The problem => Tally the lines of the data that include the word "bottles" and state the total, nothing else.

Data for this exercise =>
▬▬▬▬▬▬

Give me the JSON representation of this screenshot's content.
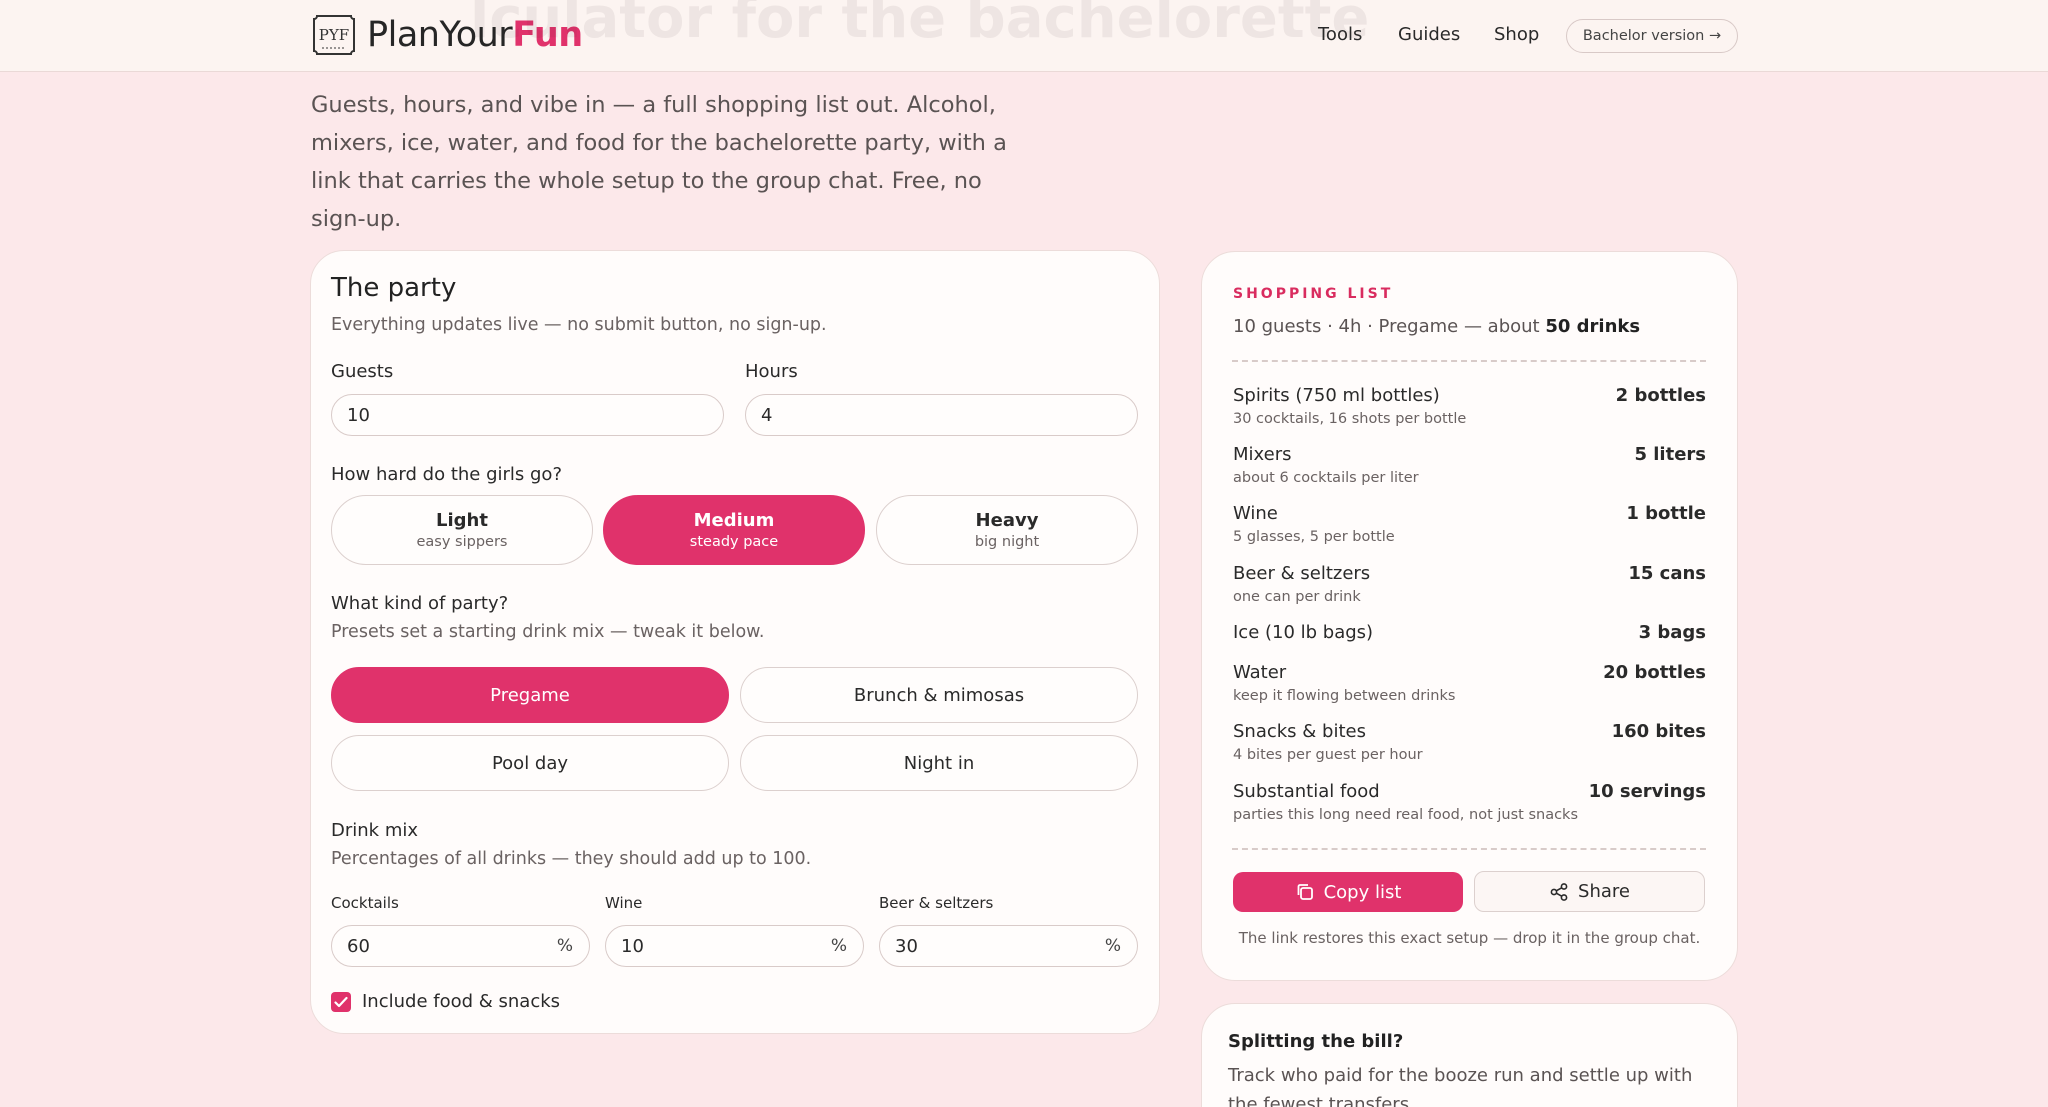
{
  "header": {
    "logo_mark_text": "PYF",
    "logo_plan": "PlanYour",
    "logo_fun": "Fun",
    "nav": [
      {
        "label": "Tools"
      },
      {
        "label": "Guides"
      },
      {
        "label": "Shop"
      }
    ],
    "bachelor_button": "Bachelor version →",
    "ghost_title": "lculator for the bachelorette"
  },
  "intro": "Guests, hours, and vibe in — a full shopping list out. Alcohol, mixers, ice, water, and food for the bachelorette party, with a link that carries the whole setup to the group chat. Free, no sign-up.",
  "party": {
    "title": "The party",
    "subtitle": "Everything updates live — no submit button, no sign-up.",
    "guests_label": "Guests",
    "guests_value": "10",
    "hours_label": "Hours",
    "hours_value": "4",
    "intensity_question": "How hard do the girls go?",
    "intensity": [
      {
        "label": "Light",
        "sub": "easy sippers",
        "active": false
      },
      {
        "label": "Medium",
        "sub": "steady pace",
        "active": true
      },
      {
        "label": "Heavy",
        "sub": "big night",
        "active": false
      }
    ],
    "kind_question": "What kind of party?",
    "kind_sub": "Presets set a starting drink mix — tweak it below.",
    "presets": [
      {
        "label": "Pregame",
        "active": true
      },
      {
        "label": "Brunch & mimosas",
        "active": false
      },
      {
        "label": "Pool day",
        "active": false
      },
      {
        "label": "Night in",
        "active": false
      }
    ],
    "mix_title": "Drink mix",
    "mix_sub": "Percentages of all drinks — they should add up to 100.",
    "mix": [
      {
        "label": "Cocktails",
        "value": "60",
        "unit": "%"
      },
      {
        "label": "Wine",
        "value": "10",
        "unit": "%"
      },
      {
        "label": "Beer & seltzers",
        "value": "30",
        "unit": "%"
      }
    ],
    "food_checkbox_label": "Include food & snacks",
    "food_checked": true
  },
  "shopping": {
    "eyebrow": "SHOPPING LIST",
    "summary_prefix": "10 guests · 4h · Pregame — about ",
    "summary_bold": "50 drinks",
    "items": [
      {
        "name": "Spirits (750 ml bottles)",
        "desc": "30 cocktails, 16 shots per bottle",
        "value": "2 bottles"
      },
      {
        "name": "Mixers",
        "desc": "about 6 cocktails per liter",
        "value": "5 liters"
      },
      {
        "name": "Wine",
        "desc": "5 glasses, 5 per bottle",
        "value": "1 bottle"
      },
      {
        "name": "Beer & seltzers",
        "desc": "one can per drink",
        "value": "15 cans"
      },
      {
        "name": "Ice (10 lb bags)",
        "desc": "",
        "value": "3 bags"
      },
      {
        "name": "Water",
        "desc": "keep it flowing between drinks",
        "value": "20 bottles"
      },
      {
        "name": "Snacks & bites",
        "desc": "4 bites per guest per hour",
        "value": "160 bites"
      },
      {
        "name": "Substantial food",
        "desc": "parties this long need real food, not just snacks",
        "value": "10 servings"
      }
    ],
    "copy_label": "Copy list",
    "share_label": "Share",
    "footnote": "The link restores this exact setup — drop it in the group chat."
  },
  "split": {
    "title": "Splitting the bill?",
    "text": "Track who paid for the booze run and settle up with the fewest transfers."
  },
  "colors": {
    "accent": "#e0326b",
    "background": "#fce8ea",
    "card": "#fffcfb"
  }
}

▬▬▬▬▬▬

Solution => 3